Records

--- Start ---

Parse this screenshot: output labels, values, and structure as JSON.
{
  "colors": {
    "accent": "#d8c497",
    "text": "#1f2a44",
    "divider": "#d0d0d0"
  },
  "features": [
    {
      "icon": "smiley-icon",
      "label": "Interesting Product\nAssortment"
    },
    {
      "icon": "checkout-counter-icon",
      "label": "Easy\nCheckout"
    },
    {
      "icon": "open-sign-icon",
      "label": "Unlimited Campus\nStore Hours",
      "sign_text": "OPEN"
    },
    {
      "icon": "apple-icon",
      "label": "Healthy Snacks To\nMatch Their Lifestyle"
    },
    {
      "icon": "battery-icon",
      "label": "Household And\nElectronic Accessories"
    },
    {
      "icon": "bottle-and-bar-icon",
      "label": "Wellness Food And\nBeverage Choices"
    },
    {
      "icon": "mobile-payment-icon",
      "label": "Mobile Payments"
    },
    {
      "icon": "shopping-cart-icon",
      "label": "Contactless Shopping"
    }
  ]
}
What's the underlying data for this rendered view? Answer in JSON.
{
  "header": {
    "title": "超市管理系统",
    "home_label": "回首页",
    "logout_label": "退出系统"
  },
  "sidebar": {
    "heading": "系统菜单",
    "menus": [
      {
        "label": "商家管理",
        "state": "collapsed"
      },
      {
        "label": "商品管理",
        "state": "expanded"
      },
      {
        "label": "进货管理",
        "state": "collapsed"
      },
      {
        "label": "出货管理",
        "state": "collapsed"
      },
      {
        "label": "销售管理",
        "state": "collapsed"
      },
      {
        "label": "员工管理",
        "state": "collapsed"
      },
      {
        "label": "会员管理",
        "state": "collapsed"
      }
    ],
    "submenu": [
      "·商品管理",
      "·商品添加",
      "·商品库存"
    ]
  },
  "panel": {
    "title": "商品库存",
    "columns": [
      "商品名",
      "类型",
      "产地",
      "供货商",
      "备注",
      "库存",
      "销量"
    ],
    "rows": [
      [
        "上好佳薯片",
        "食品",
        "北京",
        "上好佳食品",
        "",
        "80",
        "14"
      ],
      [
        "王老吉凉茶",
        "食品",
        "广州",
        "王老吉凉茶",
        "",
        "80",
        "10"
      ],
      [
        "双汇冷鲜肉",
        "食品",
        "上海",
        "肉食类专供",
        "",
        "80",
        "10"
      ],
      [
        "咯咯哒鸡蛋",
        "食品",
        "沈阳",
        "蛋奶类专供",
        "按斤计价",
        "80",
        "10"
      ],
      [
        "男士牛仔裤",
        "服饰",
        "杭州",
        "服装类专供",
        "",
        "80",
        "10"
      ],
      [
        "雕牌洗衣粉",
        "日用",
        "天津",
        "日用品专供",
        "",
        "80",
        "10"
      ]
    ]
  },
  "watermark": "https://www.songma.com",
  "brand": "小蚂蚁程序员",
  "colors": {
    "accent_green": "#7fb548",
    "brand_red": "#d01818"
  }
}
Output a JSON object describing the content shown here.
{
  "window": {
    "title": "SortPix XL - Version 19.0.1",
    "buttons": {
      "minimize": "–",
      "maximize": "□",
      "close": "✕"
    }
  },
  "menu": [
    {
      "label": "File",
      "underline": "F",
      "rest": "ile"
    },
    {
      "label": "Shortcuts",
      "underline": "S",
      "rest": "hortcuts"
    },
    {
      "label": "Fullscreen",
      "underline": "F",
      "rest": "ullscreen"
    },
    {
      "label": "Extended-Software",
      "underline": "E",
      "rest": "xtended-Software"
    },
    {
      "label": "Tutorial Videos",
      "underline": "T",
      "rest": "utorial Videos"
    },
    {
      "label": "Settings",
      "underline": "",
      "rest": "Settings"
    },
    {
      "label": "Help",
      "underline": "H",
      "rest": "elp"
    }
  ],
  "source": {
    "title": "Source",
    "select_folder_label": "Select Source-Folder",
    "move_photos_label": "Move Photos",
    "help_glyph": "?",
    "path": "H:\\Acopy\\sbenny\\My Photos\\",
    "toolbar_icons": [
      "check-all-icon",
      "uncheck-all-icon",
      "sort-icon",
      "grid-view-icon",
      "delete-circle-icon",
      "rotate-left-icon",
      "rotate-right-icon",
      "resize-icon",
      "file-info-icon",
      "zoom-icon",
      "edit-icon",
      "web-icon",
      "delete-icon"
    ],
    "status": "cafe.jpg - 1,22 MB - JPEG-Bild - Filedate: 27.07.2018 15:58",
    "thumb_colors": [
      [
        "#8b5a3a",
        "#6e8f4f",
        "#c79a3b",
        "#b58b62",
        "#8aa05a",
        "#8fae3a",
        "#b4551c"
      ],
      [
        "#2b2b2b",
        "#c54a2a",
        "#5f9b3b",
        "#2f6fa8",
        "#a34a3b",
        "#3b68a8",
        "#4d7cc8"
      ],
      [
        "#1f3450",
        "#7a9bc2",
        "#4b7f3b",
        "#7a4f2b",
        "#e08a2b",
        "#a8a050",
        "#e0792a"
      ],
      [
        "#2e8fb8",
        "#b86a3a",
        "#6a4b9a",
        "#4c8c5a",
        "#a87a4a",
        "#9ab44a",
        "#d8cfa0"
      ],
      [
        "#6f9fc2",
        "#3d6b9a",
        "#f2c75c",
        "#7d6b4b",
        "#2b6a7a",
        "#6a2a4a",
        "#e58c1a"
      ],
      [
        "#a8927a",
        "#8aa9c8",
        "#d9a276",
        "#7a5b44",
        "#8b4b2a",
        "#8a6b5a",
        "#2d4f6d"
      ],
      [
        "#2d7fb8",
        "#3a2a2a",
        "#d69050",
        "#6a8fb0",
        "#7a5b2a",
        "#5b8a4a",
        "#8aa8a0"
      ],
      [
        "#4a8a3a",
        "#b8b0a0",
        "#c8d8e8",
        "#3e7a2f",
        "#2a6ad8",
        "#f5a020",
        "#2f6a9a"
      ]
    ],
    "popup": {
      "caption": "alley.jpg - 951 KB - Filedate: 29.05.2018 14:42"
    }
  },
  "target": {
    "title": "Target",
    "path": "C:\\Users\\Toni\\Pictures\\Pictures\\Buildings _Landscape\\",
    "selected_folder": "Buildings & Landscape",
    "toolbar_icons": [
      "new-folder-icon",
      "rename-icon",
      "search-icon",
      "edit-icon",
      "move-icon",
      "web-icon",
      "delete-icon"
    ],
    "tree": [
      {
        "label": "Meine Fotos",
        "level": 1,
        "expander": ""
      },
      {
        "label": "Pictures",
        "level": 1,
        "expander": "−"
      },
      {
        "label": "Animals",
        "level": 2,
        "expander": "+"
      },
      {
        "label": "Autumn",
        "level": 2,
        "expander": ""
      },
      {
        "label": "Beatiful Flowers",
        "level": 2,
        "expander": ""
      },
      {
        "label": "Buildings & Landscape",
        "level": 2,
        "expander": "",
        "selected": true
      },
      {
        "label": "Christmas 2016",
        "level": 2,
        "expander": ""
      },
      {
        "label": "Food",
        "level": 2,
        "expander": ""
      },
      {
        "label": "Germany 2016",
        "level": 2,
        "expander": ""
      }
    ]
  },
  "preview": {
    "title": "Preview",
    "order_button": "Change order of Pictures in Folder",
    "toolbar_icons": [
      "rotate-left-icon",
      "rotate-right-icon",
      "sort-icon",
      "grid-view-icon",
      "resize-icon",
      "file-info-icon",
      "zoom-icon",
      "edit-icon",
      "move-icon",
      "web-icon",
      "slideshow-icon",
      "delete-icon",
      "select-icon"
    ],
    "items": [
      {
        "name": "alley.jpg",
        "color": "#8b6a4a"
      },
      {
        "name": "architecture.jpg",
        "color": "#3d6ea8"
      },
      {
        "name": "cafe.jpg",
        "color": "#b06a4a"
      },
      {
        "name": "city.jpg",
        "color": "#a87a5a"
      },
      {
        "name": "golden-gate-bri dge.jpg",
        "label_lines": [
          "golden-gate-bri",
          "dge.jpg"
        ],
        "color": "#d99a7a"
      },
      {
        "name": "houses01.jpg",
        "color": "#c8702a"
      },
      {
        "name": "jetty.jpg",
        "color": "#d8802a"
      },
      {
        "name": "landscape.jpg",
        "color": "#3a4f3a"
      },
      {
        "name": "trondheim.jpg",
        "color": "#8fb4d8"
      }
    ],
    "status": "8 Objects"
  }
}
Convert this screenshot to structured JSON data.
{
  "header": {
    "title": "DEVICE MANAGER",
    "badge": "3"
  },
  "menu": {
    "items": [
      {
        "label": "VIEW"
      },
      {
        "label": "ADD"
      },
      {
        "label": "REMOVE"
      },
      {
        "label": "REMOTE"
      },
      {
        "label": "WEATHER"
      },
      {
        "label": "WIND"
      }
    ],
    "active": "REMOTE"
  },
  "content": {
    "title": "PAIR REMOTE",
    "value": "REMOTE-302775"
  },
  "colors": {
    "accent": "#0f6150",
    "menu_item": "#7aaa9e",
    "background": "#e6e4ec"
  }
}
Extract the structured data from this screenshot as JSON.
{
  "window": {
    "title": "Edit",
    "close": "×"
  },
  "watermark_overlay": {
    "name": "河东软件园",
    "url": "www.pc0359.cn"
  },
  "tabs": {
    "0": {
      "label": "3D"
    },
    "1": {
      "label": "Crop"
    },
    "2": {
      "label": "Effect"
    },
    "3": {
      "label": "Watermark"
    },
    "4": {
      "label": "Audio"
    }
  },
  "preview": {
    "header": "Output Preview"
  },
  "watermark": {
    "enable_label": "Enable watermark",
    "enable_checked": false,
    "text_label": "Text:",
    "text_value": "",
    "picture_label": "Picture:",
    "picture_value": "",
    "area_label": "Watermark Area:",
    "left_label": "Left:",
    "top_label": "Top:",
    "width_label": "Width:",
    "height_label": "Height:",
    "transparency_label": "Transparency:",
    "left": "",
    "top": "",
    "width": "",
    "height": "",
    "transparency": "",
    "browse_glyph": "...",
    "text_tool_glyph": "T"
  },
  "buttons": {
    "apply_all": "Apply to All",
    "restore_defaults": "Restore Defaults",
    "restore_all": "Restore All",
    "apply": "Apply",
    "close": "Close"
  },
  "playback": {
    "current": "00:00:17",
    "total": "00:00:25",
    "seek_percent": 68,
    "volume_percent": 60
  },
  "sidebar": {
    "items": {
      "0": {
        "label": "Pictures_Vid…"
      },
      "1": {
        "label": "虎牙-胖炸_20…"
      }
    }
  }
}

--- End ---

Work to complete:
Scan the lines above for "delete", then copy every one that has it.

The output:
      "delete-circle-icon",
      "delete-icon"
      "delete-icon"
      "delete-icon",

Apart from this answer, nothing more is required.